### Problem requirements
Please give the listing again in its entirety, exactly as written.

>>>>>

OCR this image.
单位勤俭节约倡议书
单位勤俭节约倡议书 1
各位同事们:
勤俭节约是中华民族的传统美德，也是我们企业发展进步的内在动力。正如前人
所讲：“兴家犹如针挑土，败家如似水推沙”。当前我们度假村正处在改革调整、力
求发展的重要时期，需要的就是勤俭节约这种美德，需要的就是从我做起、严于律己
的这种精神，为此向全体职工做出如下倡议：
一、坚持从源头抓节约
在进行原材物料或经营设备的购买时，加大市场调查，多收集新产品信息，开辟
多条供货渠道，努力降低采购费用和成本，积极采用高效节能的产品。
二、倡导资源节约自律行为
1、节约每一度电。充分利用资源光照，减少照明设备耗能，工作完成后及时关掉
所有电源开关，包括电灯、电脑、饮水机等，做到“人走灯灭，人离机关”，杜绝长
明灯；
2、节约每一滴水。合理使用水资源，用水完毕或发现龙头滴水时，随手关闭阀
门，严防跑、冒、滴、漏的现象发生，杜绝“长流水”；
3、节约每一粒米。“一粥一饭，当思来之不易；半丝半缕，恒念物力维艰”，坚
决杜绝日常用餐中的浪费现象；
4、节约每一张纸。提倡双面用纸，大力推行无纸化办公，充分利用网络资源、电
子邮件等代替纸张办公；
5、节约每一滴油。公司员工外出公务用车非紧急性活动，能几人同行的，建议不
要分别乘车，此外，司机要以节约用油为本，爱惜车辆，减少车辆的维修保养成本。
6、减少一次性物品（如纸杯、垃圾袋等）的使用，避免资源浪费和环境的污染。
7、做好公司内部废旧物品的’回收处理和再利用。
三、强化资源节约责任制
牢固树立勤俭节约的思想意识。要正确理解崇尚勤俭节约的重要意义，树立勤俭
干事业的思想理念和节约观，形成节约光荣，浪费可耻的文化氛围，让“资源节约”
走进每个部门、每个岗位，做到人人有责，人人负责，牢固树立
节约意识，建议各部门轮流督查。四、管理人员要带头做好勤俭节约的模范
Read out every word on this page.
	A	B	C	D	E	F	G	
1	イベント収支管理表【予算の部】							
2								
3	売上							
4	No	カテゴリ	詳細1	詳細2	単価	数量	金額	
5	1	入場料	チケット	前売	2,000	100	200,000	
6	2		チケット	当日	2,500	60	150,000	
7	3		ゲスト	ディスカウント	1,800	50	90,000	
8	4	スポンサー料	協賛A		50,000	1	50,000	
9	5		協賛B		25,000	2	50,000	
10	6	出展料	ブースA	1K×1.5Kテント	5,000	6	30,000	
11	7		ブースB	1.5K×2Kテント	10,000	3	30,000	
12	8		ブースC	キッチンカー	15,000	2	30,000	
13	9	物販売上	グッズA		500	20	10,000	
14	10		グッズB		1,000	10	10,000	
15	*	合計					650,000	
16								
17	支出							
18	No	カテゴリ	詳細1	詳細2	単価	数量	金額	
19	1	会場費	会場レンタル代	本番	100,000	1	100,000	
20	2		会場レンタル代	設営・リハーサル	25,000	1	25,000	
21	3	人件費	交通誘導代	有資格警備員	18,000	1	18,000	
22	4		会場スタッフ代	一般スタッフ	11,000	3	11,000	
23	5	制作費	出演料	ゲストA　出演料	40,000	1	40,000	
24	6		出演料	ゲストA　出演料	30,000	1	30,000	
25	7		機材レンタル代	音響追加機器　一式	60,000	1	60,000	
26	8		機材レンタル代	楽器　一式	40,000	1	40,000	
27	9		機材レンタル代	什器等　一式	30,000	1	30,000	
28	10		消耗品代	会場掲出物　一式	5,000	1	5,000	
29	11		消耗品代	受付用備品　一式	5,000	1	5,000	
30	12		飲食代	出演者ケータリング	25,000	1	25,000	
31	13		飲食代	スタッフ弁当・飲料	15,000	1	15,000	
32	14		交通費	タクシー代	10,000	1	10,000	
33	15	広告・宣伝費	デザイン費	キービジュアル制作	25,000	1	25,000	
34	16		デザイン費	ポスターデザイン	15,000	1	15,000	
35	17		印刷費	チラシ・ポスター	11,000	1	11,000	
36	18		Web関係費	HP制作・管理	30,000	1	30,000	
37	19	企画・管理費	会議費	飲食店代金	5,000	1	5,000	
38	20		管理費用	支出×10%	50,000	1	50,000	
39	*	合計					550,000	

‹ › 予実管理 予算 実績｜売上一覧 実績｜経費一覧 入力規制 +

<<<<<

### Complete answer
OCR this image.
单位勤俭节约倡议书
单位勤俭节约倡议书 1
各位同事们:
勤俭节约是中华民族的传统美德，也是我们企业发展进步的内在动力。正如前人
所讲：“兴家犹如针挑土，败家如似水推沙”。当前我们度假村正处在改革调整、力
求发展的重要时期，需要的就是勤俭节约这种美德，需要的就是从我做起、严于律己
的这种精神，为此向全体职工做出如下倡议：
一、坚持从源头抓节约
在进行原材物料或经营设备的购买时，加大市场调查，多收集新产品信息，开辟
多条供货渠道，努力降低采购费用和成本，积极采用高效节能的产品。
二、倡导资源节约自律行为
1、节约每一度电。充分利用资源光照，减少照明设备耗能，工作完成后及时关掉
所有电源开关，包括电灯、电脑、饮水机等，做到“人走灯灭，人离机关”，杜绝长
明灯；
2、节约每一滴水。合理使用水资源，用水完毕或发现龙头滴水时，随手关闭阀
门，严防跑、冒、滴、漏的现象发生，杜绝“长流水”；
3、节约每一粒米。“一粥一饭，当思来之不易；半丝半缕，恒念物力维艰”，坚
决杜绝日常用餐中的浪费现象；
4、节约每一张纸。提倡双面用纸，大力推行无纸化办公，充分利用网络资源、电
子邮件等代替纸张办公；
5、节约每一滴油。公司员工外出公务用车非紧急性活动，能几人同行的，建议不
要分别乘车，此外，司机要以节约用油为本，爱惜车辆，减少车辆的维修保养成本。
6、减少一次性物品（如纸杯、垃圾袋等）的使用，避免资源浪费和环境的污染。
7、做好公司内部废旧物品的’回收处理和再利用。
三、强化资源节约责任制
牢固树立勤俭节约的思想意识。要正确理解崇尚勤俭节约的重要意义，树立勤俭
干事业的思想理念和节约观，形成节约光荣，浪费可耻的文化氛围，让“资源节约”
走进每个部门、每个岗位，做到人人有责，人人负责，牢固树立
节约意识，建议各部门轮流督查。四、管理人员要带头做好勤俭节约的模范
Read out every word on this page.
	A	B	C	D	E	F	G	
1	イベント収支管理表【予算の部】							
2								
3	売上							
4	No	カテゴリ	詳細1	詳細2	単価	数量	金額	
5	1	入場料	チケット	前売	2,000	100	200,000	
6	2		チケット	当日	2,500	60	150,000	
7	3		ゲスト	ディスカウント	1,800	50	90,000	
8	4	スポンサー料	協賛A		50,000	1	50,000	
9	5		協賛B		25,000	2	50,000	
10	6	出展料	ブースA	1K×1.5Kテント	5,000	6	30,000	
11	7		ブースB	1.5K×2Kテント	10,000	3	30,000	
12	8		ブースC	キッチンカー	15,000	2	30,000	
13	9	物販売上	グッズA		500	20	10,000	
14	10		グッズB		1,000	10	10,000	
15	*	合計					650,000	
16								
17	支出							
18	No	カテゴリ	詳細1	詳細2	単価	数量	金額	
19	1	会場費	会場レンタル代	本番	100,000	1	100,000	
20	2		会場レンタル代	設営・リハーサル	25,000	1	25,000	
21	3	人件費	交通誘導代	有資格警備員	18,000	1	18,000	
22	4		会場スタッフ代	一般スタッフ	11,000	3	11,000	
23	5	制作費	出演料	ゲストA　出演料	40,000	1	40,000	
24	6		出演料	ゲストA　出演料	30,000	1	30,000	
25	7		機材レンタル代	音響追加機器　一式	60,000	1	60,000	
26	8		機材レンタル代	楽器　一式	40,000	1	40,000	
27	9		機材レンタル代	什器等　一式	30,000	1	30,000	
28	10		消耗品代	会場掲出物　一式	5,000	1	5,000	
29	11		消耗品代	受付用備品　一式	5,000	1	5,000	
30	12		飲食代	出演者ケータリング	25,000	1	25,000	
31	13		飲食代	スタッフ弁当・飲料	15,000	1	15,000	
32	14		交通費	タクシー代	10,000	1	10,000	
33	15	広告・宣伝費	デザイン費	キービジュアル制作	25,000	1	25,000	
34	16		デザイン費	ポスターデザイン	15,000	1	15,000	
35	17		印刷費	チラシ・ポスター	11,000	1	11,000	
36	18		Web関係費	HP制作・管理	30,000	1	30,000	
37	19	企画・管理費	会議費	飲食店代金	5,000	1	5,000	
38	20		管理費用	支出×10%	50,000	1	50,000	
39	*	合計					550,000	

‹ › 予実管理 予算 実績｜売上一覧 実績｜経費一覧 入力規制 +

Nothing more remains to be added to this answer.